- **Exercise instructions**
Of the lines in this material, how many contain "text"? Answer with a single number only.

- **Material for this task**
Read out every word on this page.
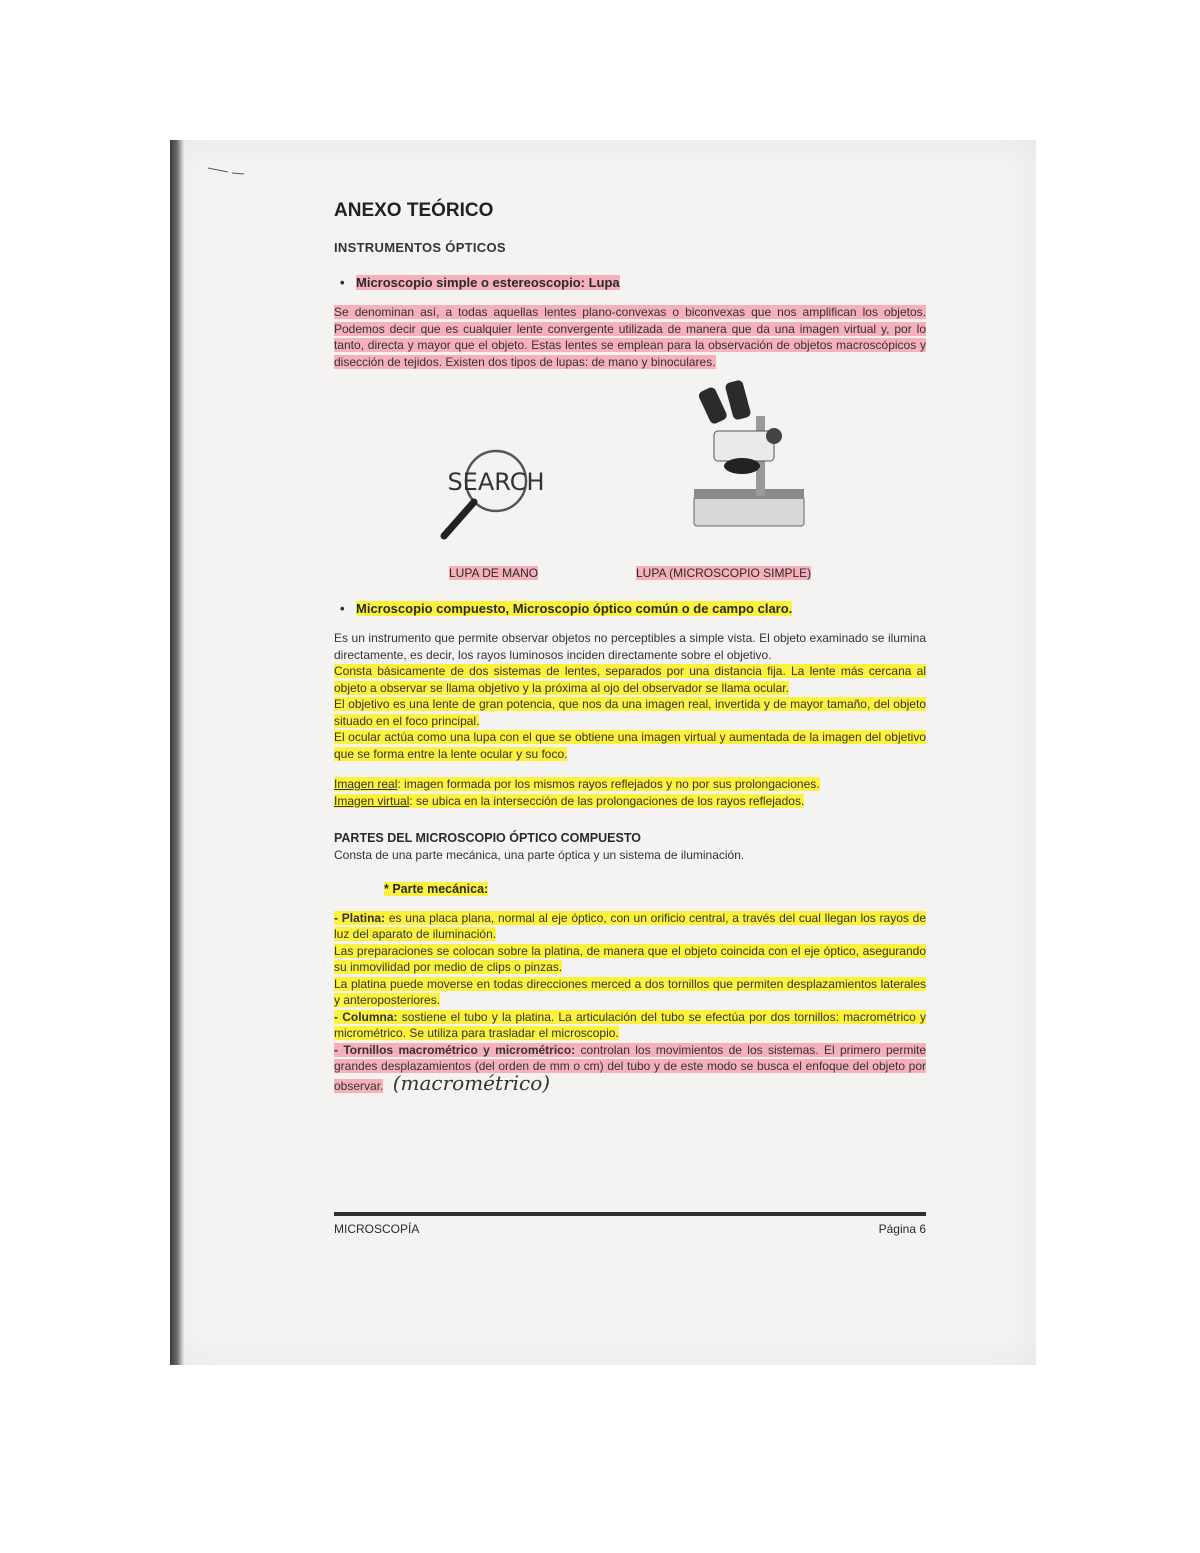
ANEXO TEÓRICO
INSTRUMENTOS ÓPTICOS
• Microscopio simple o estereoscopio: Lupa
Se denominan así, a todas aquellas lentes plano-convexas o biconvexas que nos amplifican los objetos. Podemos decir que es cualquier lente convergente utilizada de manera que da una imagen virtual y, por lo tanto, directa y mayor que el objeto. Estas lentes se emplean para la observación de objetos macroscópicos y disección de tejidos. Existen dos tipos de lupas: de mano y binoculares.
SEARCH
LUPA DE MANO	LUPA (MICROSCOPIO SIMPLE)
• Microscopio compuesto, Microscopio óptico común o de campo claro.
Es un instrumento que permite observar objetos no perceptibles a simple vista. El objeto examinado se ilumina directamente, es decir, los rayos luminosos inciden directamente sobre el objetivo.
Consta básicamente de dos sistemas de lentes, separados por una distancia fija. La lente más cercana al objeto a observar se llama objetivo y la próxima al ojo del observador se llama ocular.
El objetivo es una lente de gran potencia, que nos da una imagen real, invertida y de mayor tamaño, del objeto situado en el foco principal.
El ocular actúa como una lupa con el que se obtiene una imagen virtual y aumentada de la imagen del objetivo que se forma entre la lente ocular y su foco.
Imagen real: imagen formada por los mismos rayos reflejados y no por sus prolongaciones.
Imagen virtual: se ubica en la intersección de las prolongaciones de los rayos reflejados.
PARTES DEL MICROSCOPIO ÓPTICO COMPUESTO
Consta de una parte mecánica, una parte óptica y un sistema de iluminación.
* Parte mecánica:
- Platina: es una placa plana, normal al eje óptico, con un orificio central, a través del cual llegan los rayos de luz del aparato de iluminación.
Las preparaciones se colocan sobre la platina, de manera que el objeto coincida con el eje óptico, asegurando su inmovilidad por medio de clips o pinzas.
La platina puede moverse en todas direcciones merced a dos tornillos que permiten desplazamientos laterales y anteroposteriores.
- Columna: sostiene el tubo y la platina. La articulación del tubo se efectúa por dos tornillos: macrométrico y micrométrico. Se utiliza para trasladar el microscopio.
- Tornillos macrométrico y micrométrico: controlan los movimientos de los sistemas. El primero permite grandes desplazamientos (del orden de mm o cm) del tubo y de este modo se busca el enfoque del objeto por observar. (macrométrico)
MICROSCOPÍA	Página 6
---
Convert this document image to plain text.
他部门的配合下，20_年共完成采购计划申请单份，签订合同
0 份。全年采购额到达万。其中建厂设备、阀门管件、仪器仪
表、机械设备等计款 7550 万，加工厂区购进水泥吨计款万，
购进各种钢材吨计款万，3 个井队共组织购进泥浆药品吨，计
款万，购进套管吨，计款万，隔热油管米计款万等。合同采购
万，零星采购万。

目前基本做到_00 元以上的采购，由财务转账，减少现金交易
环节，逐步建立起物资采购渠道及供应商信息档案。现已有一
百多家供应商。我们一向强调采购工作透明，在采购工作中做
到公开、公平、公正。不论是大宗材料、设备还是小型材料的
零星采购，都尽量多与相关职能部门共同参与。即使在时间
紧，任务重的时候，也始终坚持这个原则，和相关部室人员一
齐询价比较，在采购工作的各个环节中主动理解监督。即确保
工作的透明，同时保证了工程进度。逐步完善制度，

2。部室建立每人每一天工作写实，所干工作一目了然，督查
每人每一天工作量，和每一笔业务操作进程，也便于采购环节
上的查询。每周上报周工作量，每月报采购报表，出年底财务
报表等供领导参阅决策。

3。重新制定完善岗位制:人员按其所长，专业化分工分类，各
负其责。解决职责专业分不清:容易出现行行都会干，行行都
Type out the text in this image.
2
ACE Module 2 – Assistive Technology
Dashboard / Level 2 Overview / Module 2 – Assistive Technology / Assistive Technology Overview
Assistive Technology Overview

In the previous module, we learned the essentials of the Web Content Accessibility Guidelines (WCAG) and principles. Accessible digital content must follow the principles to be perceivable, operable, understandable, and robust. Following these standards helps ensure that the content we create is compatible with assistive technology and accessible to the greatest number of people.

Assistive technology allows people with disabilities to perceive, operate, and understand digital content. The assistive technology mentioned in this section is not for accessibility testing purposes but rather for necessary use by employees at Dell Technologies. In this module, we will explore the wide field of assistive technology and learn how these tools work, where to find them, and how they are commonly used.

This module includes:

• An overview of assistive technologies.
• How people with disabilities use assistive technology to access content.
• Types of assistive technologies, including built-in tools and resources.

- **Reply**
2